Find and return each line containing "SNhorn".

Figure record extracts:
§ §
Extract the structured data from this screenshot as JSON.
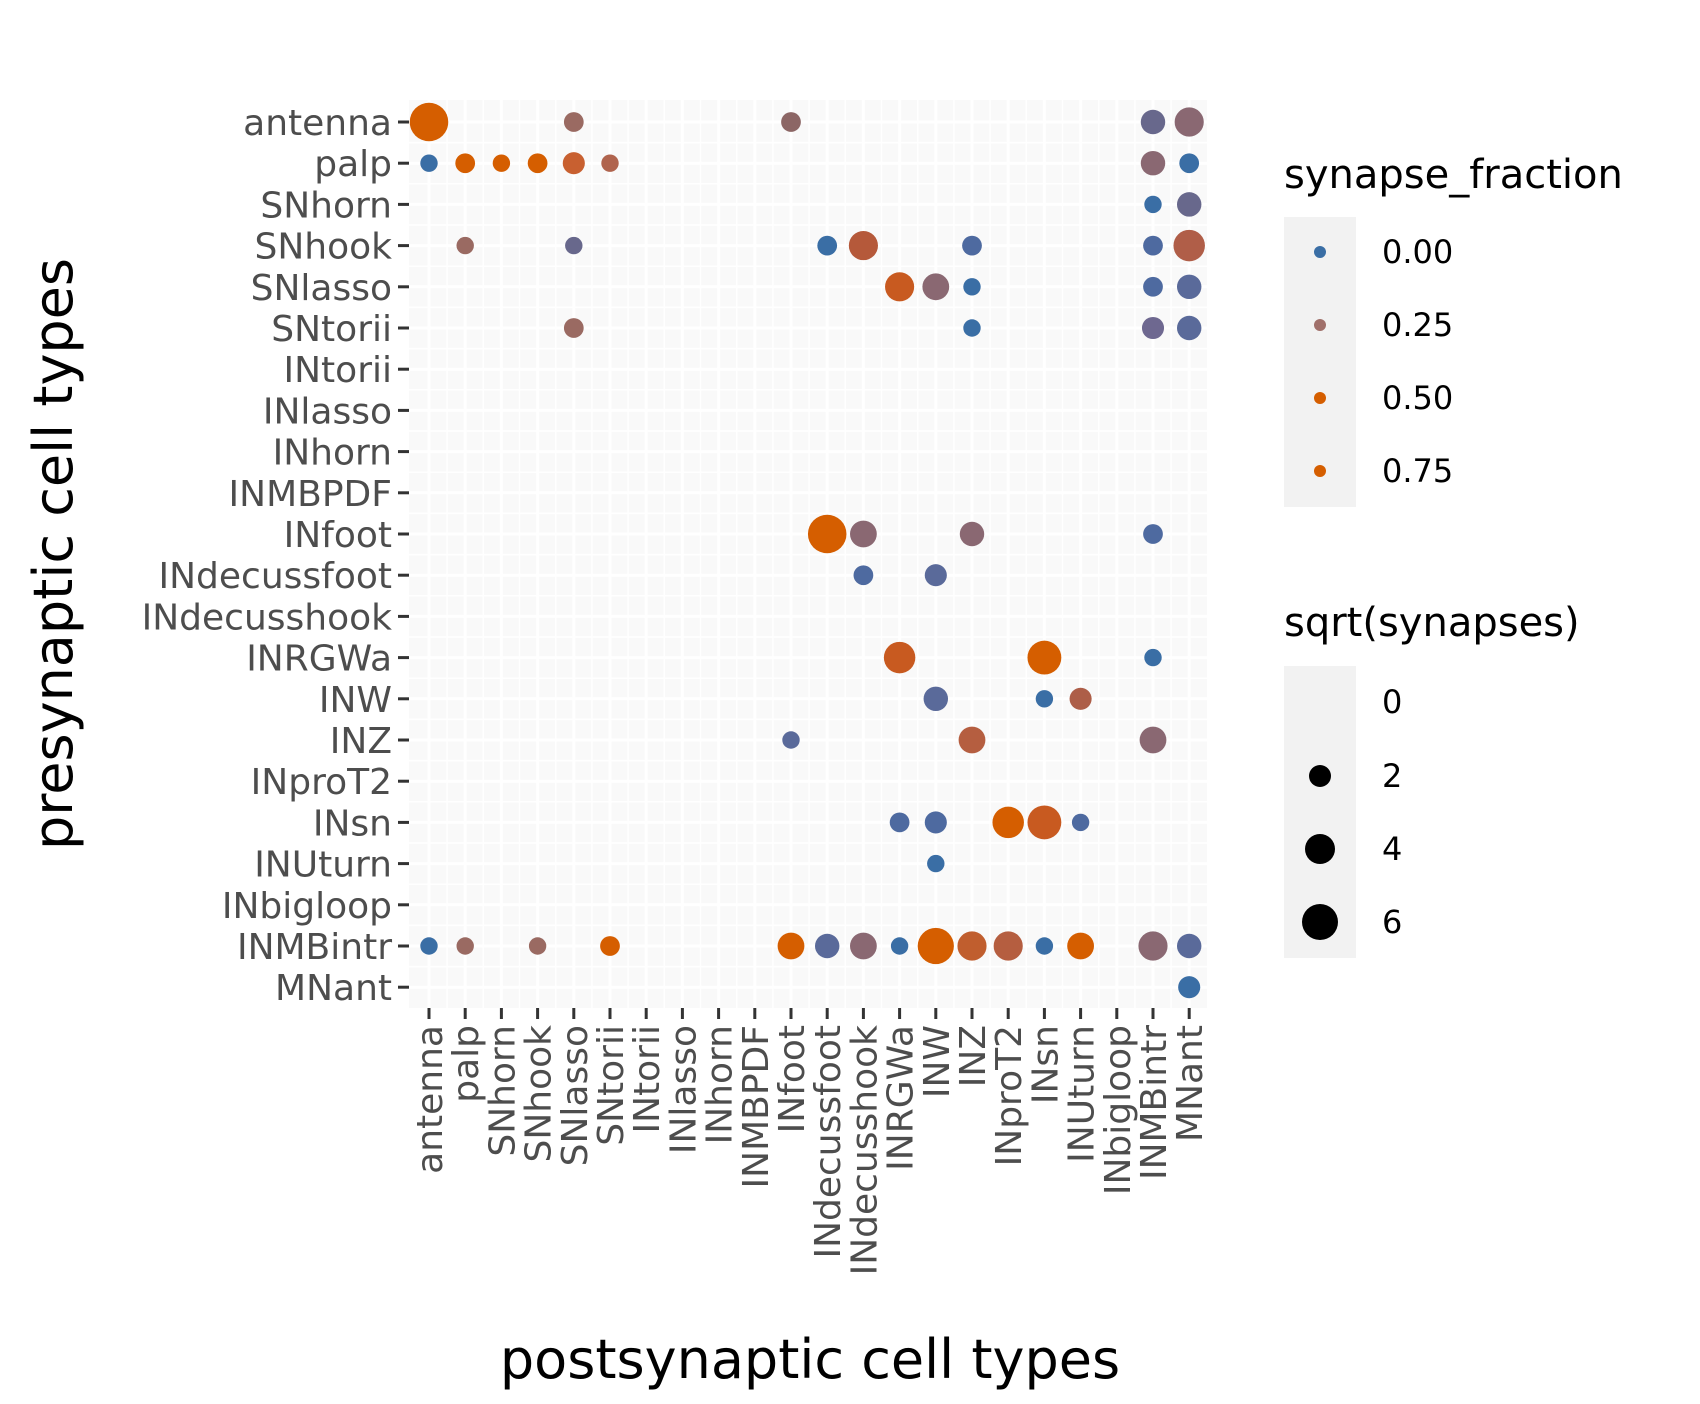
{
  "chart_data": {
    "type": "scatter",
    "title": "",
    "xlabel": "postsynaptic cell types",
    "ylabel": "presynaptic cell types",
    "categories": [
      "antenna",
      "palp",
      "SNhorn",
      "SNhook",
      "SNlasso",
      "SNtorii",
      "INtorii",
      "INlasso",
      "INhorn",
      "INMBPDF",
      "INfoot",
      "INdecussfoot",
      "INdecusshook",
      "INRGWa",
      "INW",
      "INZ",
      "INproT2",
      "INsn",
      "INUturn",
      "INbigloop",
      "INMBintr",
      "MNant"
    ],
    "grid": true,
    "legend_position": "right",
    "legends": [
      {
        "title": "synapse_fraction",
        "entries": [
          {
            "label": "0.00",
            "value": 0.0,
            "color": "#3a6ea5"
          },
          {
            "label": "0.25",
            "value": 0.25,
            "color": "#a0706a"
          },
          {
            "label": "0.50",
            "value": 0.5,
            "color": "#d55e00"
          },
          {
            "label": "0.75",
            "value": 0.75,
            "color": "#d55e00"
          }
        ]
      },
      {
        "title": "sqrt(synapses)",
        "entries": [
          {
            "label": "0",
            "value": 0
          },
          {
            "label": "2",
            "value": 2
          },
          {
            "label": "4",
            "value": 4
          },
          {
            "label": "6",
            "value": 6
          }
        ]
      }
    ],
    "points": [
      {
        "pre": "antenna",
        "post": "antenna",
        "size": 6.5,
        "color": "#d55e00"
      },
      {
        "pre": "antenna",
        "post": "SNlasso",
        "size": 2.5,
        "color": "#9a6a62"
      },
      {
        "pre": "antenna",
        "post": "INfoot",
        "size": 2.5,
        "color": "#8c6665"
      },
      {
        "pre": "antenna",
        "post": "INMBintr",
        "size": 3.5,
        "color": "#68688c"
      },
      {
        "pre": "antenna",
        "post": "MNant",
        "size": 4.5,
        "color": "#8a6872"
      },
      {
        "pre": "palp",
        "post": "antenna",
        "size": 2.0,
        "color": "#3a6ea5"
      },
      {
        "pre": "palp",
        "post": "palp",
        "size": 2.5,
        "color": "#d55e00"
      },
      {
        "pre": "palp",
        "post": "SNhorn",
        "size": 2.0,
        "color": "#d55e00"
      },
      {
        "pre": "palp",
        "post": "SNhook",
        "size": 2.5,
        "color": "#d55e00"
      },
      {
        "pre": "palp",
        "post": "SNlasso",
        "size": 3.0,
        "color": "#c86030"
      },
      {
        "pre": "palp",
        "post": "SNtorii",
        "size": 2.0,
        "color": "#b0644e"
      },
      {
        "pre": "palp",
        "post": "INMBintr",
        "size": 3.5,
        "color": "#8a6872"
      },
      {
        "pre": "palp",
        "post": "MNant",
        "size": 2.5,
        "color": "#3a6ea5"
      },
      {
        "pre": "SNhorn",
        "post": "INMBintr",
        "size": 2.0,
        "color": "#3a6ea5"
      },
      {
        "pre": "SNhorn",
        "post": "MNant",
        "size": 3.5,
        "color": "#68688c"
      },
      {
        "pre": "SNhook",
        "post": "palp",
        "size": 2.0,
        "color": "#9a6a62"
      },
      {
        "pre": "SNhook",
        "post": "SNlasso",
        "size": 2.0,
        "color": "#68688c"
      },
      {
        "pre": "SNhook",
        "post": "INdecussfoot",
        "size": 2.5,
        "color": "#3a6ea5"
      },
      {
        "pre": "SNhook",
        "post": "INdecusshook",
        "size": 4.5,
        "color": "#b5593a"
      },
      {
        "pre": "SNhook",
        "post": "INZ",
        "size": 2.5,
        "color": "#4e6aa0"
      },
      {
        "pre": "SNhook",
        "post": "INMBintr",
        "size": 2.5,
        "color": "#4e6aa0"
      },
      {
        "pre": "SNhook",
        "post": "MNant",
        "size": 5.0,
        "color": "#b05e48"
      },
      {
        "pre": "SNlasso",
        "post": "INRGWa",
        "size": 4.5,
        "color": "#c85a20"
      },
      {
        "pre": "SNlasso",
        "post": "INW",
        "size": 4.0,
        "color": "#8a6872"
      },
      {
        "pre": "SNlasso",
        "post": "INZ",
        "size": 2.0,
        "color": "#3a6ea5"
      },
      {
        "pre": "SNlasso",
        "post": "INMBintr",
        "size": 2.5,
        "color": "#4e6aa0"
      },
      {
        "pre": "SNlasso",
        "post": "MNant",
        "size": 3.5,
        "color": "#5a6a9a"
      },
      {
        "pre": "SNtorii",
        "post": "SNlasso",
        "size": 2.5,
        "color": "#9a6a62"
      },
      {
        "pre": "SNtorii",
        "post": "INZ",
        "size": 2.0,
        "color": "#3a6ea5"
      },
      {
        "pre": "SNtorii",
        "post": "INMBintr",
        "size": 3.0,
        "color": "#6e6890"
      },
      {
        "pre": "SNtorii",
        "post": "MNant",
        "size": 3.5,
        "color": "#5a6a9a"
      },
      {
        "pre": "INfoot",
        "post": "INdecussfoot",
        "size": 6.5,
        "color": "#d55e00"
      },
      {
        "pre": "INfoot",
        "post": "INdecusshook",
        "size": 4.0,
        "color": "#8a6872"
      },
      {
        "pre": "INfoot",
        "post": "INZ",
        "size": 3.5,
        "color": "#8a6872"
      },
      {
        "pre": "INfoot",
        "post": "INMBintr",
        "size": 2.5,
        "color": "#4e6aa0"
      },
      {
        "pre": "INdecussfoot",
        "post": "INdecusshook",
        "size": 2.5,
        "color": "#4e6aa0"
      },
      {
        "pre": "INdecussfoot",
        "post": "INW",
        "size": 3.0,
        "color": "#5a6a9a"
      },
      {
        "pre": "INRGWa",
        "post": "INRGWa",
        "size": 5.0,
        "color": "#c85a20"
      },
      {
        "pre": "INRGWa",
        "post": "INsn",
        "size": 5.5,
        "color": "#d55e00"
      },
      {
        "pre": "INRGWa",
        "post": "INMBintr",
        "size": 2.0,
        "color": "#3a6ea5"
      },
      {
        "pre": "INW",
        "post": "INW",
        "size": 3.5,
        "color": "#5a6a9a"
      },
      {
        "pre": "INW",
        "post": "INsn",
        "size": 2.0,
        "color": "#3a6ea5"
      },
      {
        "pre": "INW",
        "post": "INUturn",
        "size": 3.0,
        "color": "#ad5e48"
      },
      {
        "pre": "INZ",
        "post": "INfoot",
        "size": 2.0,
        "color": "#5a6a9a"
      },
      {
        "pre": "INZ",
        "post": "INZ",
        "size": 4.0,
        "color": "#b55e40"
      },
      {
        "pre": "INZ",
        "post": "INMBintr",
        "size": 4.0,
        "color": "#8a6872"
      },
      {
        "pre": "INsn",
        "post": "INRGWa",
        "size": 2.5,
        "color": "#4e6aa0"
      },
      {
        "pre": "INsn",
        "post": "INW",
        "size": 3.0,
        "color": "#4e6aa0"
      },
      {
        "pre": "INsn",
        "post": "INproT2",
        "size": 5.0,
        "color": "#d55e00"
      },
      {
        "pre": "INsn",
        "post": "INsn",
        "size": 5.5,
        "color": "#c85a20"
      },
      {
        "pre": "INsn",
        "post": "INUturn",
        "size": 2.0,
        "color": "#4e6aa0"
      },
      {
        "pre": "INUturn",
        "post": "INW",
        "size": 2.0,
        "color": "#3a6ea5"
      },
      {
        "pre": "INMBintr",
        "post": "antenna",
        "size": 2.0,
        "color": "#3a6ea5"
      },
      {
        "pre": "INMBintr",
        "post": "palp",
        "size": 2.0,
        "color": "#9a6a62"
      },
      {
        "pre": "INMBintr",
        "post": "SNhook",
        "size": 2.0,
        "color": "#9a6a62"
      },
      {
        "pre": "INMBintr",
        "post": "SNtorii",
        "size": 2.5,
        "color": "#d55e00"
      },
      {
        "pre": "INMBintr",
        "post": "INfoot",
        "size": 4.0,
        "color": "#d55e00"
      },
      {
        "pre": "INMBintr",
        "post": "INdecussfoot",
        "size": 3.5,
        "color": "#5a6a9a"
      },
      {
        "pre": "INMBintr",
        "post": "INdecusshook",
        "size": 4.0,
        "color": "#8a6872"
      },
      {
        "pre": "INMBintr",
        "post": "INRGWa",
        "size": 2.0,
        "color": "#3a6ea5"
      },
      {
        "pre": "INMBintr",
        "post": "INW",
        "size": 6.0,
        "color": "#d55e00"
      },
      {
        "pre": "INMBintr",
        "post": "INZ",
        "size": 4.5,
        "color": "#c05e2e"
      },
      {
        "pre": "INMBintr",
        "post": "INproT2",
        "size": 4.5,
        "color": "#b55e40"
      },
      {
        "pre": "INMBintr",
        "post": "INsn",
        "size": 2.0,
        "color": "#3a6ea5"
      },
      {
        "pre": "INMBintr",
        "post": "INUturn",
        "size": 4.0,
        "color": "#d55e00"
      },
      {
        "pre": "INMBintr",
        "post": "INMBintr",
        "size": 4.5,
        "color": "#8a6872"
      },
      {
        "pre": "INMBintr",
        "post": "MNant",
        "size": 3.5,
        "color": "#5a6a9a"
      },
      {
        "pre": "MNant",
        "post": "MNant",
        "size": 3.0,
        "color": "#3a6ea5"
      }
    ]
  }
}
§ §
- _TASK SOLUTION_
      "SNhorn",
        "post": "SNhorn",
        "pre": "SNhorn",
        "pre": "SNhorn",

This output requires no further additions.